TASK
No images are to be carried over; print all other material exactly as it stands.

INPUT RECORDS
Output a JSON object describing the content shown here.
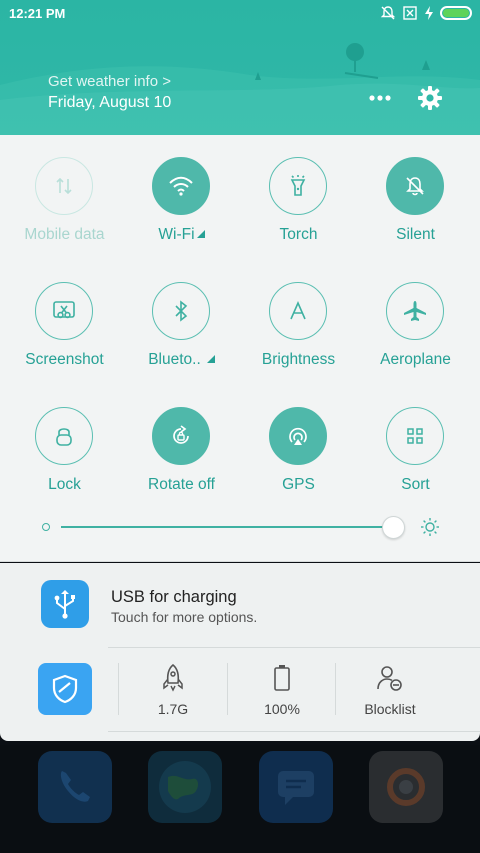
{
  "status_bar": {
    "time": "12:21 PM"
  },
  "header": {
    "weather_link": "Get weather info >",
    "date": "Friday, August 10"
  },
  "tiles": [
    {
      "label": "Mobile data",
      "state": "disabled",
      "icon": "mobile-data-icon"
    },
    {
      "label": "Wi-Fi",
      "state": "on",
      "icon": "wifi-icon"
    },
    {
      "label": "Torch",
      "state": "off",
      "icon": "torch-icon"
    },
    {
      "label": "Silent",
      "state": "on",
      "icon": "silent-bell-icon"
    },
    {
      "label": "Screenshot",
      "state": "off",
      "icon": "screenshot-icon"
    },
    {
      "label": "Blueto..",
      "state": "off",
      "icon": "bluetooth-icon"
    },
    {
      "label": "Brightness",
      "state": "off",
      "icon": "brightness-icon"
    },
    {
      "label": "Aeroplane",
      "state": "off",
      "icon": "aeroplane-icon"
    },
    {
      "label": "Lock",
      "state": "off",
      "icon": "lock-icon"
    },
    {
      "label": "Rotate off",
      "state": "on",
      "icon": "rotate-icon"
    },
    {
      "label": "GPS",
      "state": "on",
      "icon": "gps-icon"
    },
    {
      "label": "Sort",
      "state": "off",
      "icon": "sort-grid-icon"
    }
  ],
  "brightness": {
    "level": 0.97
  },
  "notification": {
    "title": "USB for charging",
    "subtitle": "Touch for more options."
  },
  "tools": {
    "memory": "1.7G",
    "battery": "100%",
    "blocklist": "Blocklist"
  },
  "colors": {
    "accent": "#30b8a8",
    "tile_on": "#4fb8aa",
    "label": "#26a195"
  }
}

SOLUTION FOR THIS EXERCISE
Output a JSON object describing the content shown here.
{
  "status_bar": {
    "time": "12:21 PM"
  },
  "header": {
    "weather_link": "Get weather info >",
    "date": "Friday, August 10"
  },
  "tiles": [
    {
      "label": "Mobile data",
      "state": "disabled",
      "icon": "mobile-data-icon"
    },
    {
      "label": "Wi-Fi",
      "state": "on",
      "icon": "wifi-icon"
    },
    {
      "label": "Torch",
      "state": "off",
      "icon": "torch-icon"
    },
    {
      "label": "Silent",
      "state": "on",
      "icon": "silent-bell-icon"
    },
    {
      "label": "Screenshot",
      "state": "off",
      "icon": "screenshot-icon"
    },
    {
      "label": "Blueto..",
      "state": "off",
      "icon": "bluetooth-icon"
    },
    {
      "label": "Brightness",
      "state": "off",
      "icon": "brightness-icon"
    },
    {
      "label": "Aeroplane",
      "state": "off",
      "icon": "aeroplane-icon"
    },
    {
      "label": "Lock",
      "state": "off",
      "icon": "lock-icon"
    },
    {
      "label": "Rotate off",
      "state": "on",
      "icon": "rotate-icon"
    },
    {
      "label": "GPS",
      "state": "on",
      "icon": "gps-icon"
    },
    {
      "label": "Sort",
      "state": "off",
      "icon": "sort-grid-icon"
    }
  ],
  "brightness": {
    "level": 0.97
  },
  "notification": {
    "title": "USB for charging",
    "subtitle": "Touch for more options."
  },
  "tools": {
    "memory": "1.7G",
    "battery": "100%",
    "blocklist": "Blocklist"
  },
  "colors": {
    "accent": "#30b8a8",
    "tile_on": "#4fb8aa",
    "label": "#26a195"
  }
}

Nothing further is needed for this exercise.